:: Task statement ::
Present the data once more in exactly its original form.

Collected data entries
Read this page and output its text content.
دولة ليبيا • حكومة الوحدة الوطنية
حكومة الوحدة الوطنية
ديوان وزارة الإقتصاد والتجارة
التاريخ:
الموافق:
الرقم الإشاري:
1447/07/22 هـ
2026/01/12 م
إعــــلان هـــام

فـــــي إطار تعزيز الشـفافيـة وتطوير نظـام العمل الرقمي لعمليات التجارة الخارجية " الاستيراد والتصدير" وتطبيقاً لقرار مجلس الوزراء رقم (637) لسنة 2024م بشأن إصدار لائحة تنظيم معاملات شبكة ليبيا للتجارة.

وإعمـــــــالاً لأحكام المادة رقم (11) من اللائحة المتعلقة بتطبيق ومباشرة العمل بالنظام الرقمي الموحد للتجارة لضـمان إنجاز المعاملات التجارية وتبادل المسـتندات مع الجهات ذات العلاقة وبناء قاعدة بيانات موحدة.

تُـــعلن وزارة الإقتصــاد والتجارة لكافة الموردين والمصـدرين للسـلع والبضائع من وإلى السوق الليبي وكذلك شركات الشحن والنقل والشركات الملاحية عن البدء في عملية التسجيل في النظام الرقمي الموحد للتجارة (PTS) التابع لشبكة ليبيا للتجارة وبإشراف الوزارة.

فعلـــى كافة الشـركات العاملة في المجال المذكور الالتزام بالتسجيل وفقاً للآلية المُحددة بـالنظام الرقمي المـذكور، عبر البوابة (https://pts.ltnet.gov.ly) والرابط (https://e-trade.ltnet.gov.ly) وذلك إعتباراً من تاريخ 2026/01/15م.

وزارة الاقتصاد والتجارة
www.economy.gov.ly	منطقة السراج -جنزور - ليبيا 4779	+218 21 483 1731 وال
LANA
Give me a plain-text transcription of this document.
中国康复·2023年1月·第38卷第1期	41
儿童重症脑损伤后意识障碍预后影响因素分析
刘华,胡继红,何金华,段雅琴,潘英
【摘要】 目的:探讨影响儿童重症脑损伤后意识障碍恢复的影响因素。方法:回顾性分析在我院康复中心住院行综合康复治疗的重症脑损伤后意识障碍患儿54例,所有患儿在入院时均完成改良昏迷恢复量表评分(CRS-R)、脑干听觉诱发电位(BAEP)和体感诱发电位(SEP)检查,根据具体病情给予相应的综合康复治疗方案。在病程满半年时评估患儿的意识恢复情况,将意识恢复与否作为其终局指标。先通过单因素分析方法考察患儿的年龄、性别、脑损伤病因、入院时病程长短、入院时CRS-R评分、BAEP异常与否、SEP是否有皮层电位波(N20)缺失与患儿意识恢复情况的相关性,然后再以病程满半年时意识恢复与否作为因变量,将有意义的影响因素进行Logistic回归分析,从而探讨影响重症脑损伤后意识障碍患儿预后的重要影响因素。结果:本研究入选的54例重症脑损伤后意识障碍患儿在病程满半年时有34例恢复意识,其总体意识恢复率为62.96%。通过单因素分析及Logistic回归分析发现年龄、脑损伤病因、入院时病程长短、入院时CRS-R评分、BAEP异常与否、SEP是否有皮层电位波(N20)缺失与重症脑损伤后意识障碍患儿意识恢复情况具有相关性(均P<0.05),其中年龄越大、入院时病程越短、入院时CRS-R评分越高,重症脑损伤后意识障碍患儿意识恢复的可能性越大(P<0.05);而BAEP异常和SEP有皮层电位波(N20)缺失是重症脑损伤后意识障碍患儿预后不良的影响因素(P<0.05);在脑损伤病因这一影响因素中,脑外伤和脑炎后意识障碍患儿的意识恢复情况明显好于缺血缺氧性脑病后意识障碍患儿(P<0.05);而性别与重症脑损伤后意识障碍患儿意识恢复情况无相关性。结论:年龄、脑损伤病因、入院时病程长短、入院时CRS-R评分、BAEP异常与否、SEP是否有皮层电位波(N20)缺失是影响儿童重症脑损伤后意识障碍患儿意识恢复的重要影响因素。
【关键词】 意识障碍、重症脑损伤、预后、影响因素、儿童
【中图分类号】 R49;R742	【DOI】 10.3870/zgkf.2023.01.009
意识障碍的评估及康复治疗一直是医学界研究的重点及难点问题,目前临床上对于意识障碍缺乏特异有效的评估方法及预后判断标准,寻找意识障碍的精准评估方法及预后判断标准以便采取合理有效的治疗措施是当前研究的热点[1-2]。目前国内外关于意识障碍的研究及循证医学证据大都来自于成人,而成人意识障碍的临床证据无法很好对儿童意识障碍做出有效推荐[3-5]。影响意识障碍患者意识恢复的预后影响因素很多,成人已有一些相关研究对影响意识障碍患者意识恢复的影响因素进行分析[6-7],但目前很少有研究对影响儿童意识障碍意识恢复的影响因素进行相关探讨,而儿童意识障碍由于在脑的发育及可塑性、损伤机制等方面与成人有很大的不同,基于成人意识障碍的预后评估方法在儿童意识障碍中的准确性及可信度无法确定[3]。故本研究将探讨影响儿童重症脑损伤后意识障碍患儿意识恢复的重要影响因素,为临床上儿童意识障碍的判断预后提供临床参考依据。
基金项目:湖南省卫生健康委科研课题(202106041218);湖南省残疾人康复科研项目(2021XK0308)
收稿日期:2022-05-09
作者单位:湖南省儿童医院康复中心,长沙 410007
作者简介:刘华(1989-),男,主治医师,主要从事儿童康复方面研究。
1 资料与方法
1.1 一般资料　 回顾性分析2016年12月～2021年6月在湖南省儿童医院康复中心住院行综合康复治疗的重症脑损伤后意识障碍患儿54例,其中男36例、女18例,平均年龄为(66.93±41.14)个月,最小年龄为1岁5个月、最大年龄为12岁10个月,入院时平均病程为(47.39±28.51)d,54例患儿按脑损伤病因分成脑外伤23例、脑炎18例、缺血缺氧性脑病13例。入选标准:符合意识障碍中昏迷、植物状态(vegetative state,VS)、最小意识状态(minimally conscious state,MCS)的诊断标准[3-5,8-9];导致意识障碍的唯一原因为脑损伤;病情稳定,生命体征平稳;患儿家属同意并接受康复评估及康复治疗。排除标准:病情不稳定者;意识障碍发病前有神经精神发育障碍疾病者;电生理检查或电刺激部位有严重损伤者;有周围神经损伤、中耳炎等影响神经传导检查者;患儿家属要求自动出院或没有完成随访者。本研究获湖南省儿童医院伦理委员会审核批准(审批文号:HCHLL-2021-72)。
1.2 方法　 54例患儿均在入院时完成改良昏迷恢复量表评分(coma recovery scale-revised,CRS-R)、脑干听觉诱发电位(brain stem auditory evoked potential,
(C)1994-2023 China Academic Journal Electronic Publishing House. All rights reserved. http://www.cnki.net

:: Exercise answer ::
Read this page and output its text content.
دولة ليبيا • حكومة الوحدة الوطنية
حكومة الوحدة الوطنية
ديوان وزارة الإقتصاد والتجارة
التاريخ:
الموافق:
الرقم الإشاري:
1447/07/22 هـ
2026/01/12 م
إعــــلان هـــام

فـــــي إطار تعزيز الشـفافيـة وتطوير نظـام العمل الرقمي لعمليات التجارة الخارجية " الاستيراد والتصدير" وتطبيقاً لقرار مجلس الوزراء رقم (637) لسنة 2024م بشأن إصدار لائحة تنظيم معاملات شبكة ليبيا للتجارة.

وإعمـــــــالاً لأحكام المادة رقم (11) من اللائحة المتعلقة بتطبيق ومباشرة العمل بالنظام الرقمي الموحد للتجارة لضـمان إنجاز المعاملات التجارية وتبادل المسـتندات مع الجهات ذات العلاقة وبناء قاعدة بيانات موحدة.

تُـــعلن وزارة الإقتصــاد والتجارة لكافة الموردين والمصـدرين للسـلع والبضائع من وإلى السوق الليبي وكذلك شركات الشحن والنقل والشركات الملاحية عن البدء في عملية التسجيل في النظام الرقمي الموحد للتجارة (PTS) التابع لشبكة ليبيا للتجارة وبإشراف الوزارة.

فعلـــى كافة الشـركات العاملة في المجال المذكور الالتزام بالتسجيل وفقاً للآلية المُحددة بـالنظام الرقمي المـذكور، عبر البوابة (https://pts.ltnet.gov.ly) والرابط (https://e-trade.ltnet.gov.ly) وذلك إعتباراً من تاريخ 2026/01/15م.

وزارة الاقتصاد والتجارة
www.economy.gov.ly	منطقة السراج -جنزور - ليبيا 4779	+218 21 483 1731 وال
LANA
Give me a plain-text transcription of this document.
中国康复·2023年1月·第38卷第1期	41
儿童重症脑损伤后意识障碍预后影响因素分析
刘华,胡继红,何金华,段雅琴,潘英
【摘要】 目的:探讨影响儿童重症脑损伤后意识障碍恢复的影响因素。方法:回顾性分析在我院康复中心住院行综合康复治疗的重症脑损伤后意识障碍患儿54例,所有患儿在入院时均完成改良昏迷恢复量表评分(CRS-R)、脑干听觉诱发电位(BAEP)和体感诱发电位(SEP)检查,根据具体病情给予相应的综合康复治疗方案。在病程满半年时评估患儿的意识恢复情况,将意识恢复与否作为其终局指标。先通过单因素分析方法考察患儿的年龄、性别、脑损伤病因、入院时病程长短、入院时CRS-R评分、BAEP异常与否、SEP是否有皮层电位波(N20)缺失与患儿意识恢复情况的相关性,然后再以病程满半年时意识恢复与否作为因变量,将有意义的影响因素进行Logistic回归分析,从而探讨影响重症脑损伤后意识障碍患儿预后的重要影响因素。结果:本研究入选的54例重症脑损伤后意识障碍患儿在病程满半年时有34例恢复意识,其总体意识恢复率为62.96%。通过单因素分析及Logistic回归分析发现年龄、脑损伤病因、入院时病程长短、入院时CRS-R评分、BAEP异常与否、SEP是否有皮层电位波(N20)缺失与重症脑损伤后意识障碍患儿意识恢复情况具有相关性(均P<0.05),其中年龄越大、入院时病程越短、入院时CRS-R评分越高,重症脑损伤后意识障碍患儿意识恢复的可能性越大(P<0.05);而BAEP异常和SEP有皮层电位波(N20)缺失是重症脑损伤后意识障碍患儿预后不良的影响因素(P<0.05);在脑损伤病因这一影响因素中,脑外伤和脑炎后意识障碍患儿的意识恢复情况明显好于缺血缺氧性脑病后意识障碍患儿(P<0.05);而性别与重症脑损伤后意识障碍患儿意识恢复情况无相关性。结论:年龄、脑损伤病因、入院时病程长短、入院时CRS-R评分、BAEP异常与否、SEP是否有皮层电位波(N20)缺失是影响儿童重症脑损伤后意识障碍患儿意识恢复的重要影响因素。
【关键词】 意识障碍、重症脑损伤、预后、影响因素、儿童
【中图分类号】 R49;R742	【DOI】 10.3870/zgkf.2023.01.009
意识障碍的评估及康复治疗一直是医学界研究的重点及难点问题,目前临床上对于意识障碍缺乏特异有效的评估方法及预后判断标准,寻找意识障碍的精准评估方法及预后判断标准以便采取合理有效的治疗措施是当前研究的热点[1-2]。目前国内外关于意识障碍的研究及循证医学证据大都来自于成人,而成人意识障碍的临床证据无法很好对儿童意识障碍做出有效推荐[3-5]。影响意识障碍患者意识恢复的预后影响因素很多,成人已有一些相关研究对影响意识障碍患者意识恢复的影响因素进行分析[6-7],但目前很少有研究对影响儿童意识障碍意识恢复的影响因素进行相关探讨,而儿童意识障碍由于在脑的发育及可塑性、损伤机制等方面与成人有很大的不同,基于成人意识障碍的预后评估方法在儿童意识障碍中的准确性及可信度无法确定[3]。故本研究将探讨影响儿童重症脑损伤后意识障碍患儿意识恢复的重要影响因素,为临床上儿童意识障碍的判断预后提供临床参考依据。
基金项目:湖南省卫生健康委科研课题(202106041218);湖南省残疾人康复科研项目(2021XK0308)
收稿日期:2022-05-09
作者单位:湖南省儿童医院康复中心,长沙 410007
作者简介:刘华(1989-),男,主治医师,主要从事儿童康复方面研究。
1 资料与方法
1.1 一般资料　 回顾性分析2016年12月～2021年6月在湖南省儿童医院康复中心住院行综合康复治疗的重症脑损伤后意识障碍患儿54例,其中男36例、女18例,平均年龄为(66.93±41.14)个月,最小年龄为1岁5个月、最大年龄为12岁10个月,入院时平均病程为(47.39±28.51)d,54例患儿按脑损伤病因分成脑外伤23例、脑炎18例、缺血缺氧性脑病13例。入选标准:符合意识障碍中昏迷、植物状态(vegetative state,VS)、最小意识状态(minimally conscious state,MCS)的诊断标准[3-5,8-9];导致意识障碍的唯一原因为脑损伤;病情稳定,生命体征平稳;患儿家属同意并接受康复评估及康复治疗。排除标准:病情不稳定者;意识障碍发病前有神经精神发育障碍疾病者;电生理检查或电刺激部位有严重损伤者;有周围神经损伤、中耳炎等影响神经传导检查者;患儿家属要求自动出院或没有完成随访者。本研究获湖南省儿童医院伦理委员会审核批准(审批文号:HCHLL-2021-72)。
1.2 方法　 54例患儿均在入院时完成改良昏迷恢复量表评分(coma recovery scale-revised,CRS-R)、脑干听觉诱发电位(brain stem auditory evoked potential,
(C)1994-2023 China Academic Journal Electronic Publishing House. All rights reserved. http://www.cnki.net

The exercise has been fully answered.